◆ **REQUIREMENT**
List, from the lines below, each one with "value" in it.

◆ **DATA TO PROCESS**
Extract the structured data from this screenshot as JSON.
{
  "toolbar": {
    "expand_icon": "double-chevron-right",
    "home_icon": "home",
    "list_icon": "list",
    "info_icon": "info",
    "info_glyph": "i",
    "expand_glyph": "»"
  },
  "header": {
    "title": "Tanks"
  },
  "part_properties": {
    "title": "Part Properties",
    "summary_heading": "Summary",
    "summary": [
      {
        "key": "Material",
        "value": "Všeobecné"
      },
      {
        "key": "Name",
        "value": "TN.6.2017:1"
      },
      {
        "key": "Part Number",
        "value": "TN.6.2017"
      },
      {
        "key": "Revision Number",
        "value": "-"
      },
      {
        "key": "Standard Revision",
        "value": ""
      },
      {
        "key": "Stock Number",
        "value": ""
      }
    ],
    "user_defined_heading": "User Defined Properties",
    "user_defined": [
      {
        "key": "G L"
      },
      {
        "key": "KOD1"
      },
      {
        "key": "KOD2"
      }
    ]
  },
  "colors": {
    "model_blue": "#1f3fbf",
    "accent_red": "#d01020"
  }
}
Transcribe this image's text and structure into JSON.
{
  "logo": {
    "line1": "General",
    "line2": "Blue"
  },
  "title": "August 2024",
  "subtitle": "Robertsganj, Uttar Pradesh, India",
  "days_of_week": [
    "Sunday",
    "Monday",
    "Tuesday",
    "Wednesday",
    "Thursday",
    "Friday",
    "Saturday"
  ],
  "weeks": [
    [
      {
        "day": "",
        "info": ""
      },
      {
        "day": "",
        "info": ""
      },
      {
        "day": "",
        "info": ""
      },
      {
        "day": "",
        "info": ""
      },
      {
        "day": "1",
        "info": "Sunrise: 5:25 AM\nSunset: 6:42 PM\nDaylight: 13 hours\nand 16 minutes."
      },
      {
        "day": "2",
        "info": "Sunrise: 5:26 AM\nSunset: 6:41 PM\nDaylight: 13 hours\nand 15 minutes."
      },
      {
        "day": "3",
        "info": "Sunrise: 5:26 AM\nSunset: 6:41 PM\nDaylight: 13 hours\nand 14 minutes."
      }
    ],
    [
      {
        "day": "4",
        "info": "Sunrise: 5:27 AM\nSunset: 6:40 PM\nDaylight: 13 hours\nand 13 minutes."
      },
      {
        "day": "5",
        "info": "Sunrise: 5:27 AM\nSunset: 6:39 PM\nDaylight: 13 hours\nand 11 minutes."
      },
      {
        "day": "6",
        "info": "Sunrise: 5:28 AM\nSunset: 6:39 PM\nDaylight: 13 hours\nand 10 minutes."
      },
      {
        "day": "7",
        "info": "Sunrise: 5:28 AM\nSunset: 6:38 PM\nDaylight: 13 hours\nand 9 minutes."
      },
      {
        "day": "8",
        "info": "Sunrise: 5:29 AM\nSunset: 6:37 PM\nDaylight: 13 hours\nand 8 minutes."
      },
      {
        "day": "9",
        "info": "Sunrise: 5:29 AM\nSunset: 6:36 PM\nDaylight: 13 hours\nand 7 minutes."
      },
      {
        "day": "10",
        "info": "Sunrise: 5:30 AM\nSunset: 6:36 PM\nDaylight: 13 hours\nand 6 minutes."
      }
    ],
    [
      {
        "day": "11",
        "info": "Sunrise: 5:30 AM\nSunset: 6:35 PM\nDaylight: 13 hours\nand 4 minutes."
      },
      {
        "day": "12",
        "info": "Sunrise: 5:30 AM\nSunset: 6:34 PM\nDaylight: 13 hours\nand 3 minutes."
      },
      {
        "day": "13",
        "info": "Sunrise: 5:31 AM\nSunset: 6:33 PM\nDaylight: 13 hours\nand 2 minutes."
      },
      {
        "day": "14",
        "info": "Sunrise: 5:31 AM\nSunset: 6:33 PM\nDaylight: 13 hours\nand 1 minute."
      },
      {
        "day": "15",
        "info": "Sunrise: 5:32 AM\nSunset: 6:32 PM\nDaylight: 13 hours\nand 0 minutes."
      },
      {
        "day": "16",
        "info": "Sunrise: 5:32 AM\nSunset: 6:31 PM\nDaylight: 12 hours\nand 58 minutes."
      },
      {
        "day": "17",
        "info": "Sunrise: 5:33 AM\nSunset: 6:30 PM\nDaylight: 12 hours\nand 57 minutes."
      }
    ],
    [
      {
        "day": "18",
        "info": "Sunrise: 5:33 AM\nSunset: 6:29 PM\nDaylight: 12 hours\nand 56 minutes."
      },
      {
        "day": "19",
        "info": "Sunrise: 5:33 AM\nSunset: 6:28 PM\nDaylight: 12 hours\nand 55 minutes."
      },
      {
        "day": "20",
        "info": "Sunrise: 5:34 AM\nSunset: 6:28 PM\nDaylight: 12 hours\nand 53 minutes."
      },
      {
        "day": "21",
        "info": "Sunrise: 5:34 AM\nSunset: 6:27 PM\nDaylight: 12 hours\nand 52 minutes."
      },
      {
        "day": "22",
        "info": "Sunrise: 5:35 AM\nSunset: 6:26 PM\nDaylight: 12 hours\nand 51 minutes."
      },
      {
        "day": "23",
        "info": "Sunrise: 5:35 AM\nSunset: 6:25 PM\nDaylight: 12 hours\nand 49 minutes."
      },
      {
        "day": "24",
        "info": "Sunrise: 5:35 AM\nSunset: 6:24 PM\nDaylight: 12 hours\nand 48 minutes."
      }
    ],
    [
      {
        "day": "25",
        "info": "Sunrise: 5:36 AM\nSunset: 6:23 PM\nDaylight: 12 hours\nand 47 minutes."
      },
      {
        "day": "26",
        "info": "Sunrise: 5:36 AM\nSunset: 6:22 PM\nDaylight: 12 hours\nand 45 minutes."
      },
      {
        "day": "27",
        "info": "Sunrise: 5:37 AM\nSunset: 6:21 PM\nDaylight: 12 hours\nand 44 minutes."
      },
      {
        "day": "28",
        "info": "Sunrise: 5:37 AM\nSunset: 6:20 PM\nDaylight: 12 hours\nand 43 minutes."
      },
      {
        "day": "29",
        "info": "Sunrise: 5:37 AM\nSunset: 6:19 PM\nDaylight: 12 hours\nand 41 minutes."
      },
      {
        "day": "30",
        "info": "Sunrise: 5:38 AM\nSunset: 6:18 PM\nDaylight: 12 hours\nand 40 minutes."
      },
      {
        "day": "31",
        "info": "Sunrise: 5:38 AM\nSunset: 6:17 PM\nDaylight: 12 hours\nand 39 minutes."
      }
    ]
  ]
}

◆ **THE REPLY**
        "value": "Všeobecné"
        "value": "TN.6.2017:1"
        "value": "TN.6.2017"
        "value": "-"
        "value": ""
        "value": ""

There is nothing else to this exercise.